**WHAT IS NEEDED**.
Pick out each line in these entries that contains the string "profit".

**DATA FOR THIS EXERCISE**.
***
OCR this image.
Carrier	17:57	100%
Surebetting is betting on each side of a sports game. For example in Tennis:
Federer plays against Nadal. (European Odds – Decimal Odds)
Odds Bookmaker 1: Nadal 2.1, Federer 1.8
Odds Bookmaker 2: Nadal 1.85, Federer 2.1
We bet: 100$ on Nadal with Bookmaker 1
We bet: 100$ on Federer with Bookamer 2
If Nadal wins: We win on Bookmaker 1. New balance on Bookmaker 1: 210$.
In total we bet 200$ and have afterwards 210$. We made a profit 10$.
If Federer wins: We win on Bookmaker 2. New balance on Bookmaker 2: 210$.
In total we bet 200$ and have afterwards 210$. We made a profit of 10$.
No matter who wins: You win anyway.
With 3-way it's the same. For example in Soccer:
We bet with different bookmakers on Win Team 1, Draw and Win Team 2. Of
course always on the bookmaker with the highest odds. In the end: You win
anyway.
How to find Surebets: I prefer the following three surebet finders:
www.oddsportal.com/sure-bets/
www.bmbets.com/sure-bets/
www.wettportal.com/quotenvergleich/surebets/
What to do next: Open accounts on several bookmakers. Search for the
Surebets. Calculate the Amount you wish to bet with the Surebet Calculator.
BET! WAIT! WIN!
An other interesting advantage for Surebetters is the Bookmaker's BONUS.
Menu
***
**SOLVED EXERCISE**.
In total we bet 200$ and have afterwards 210$. We made a profit 10$.
In total we bet 200$ and have afterwards 210$. We made a profit of 10$.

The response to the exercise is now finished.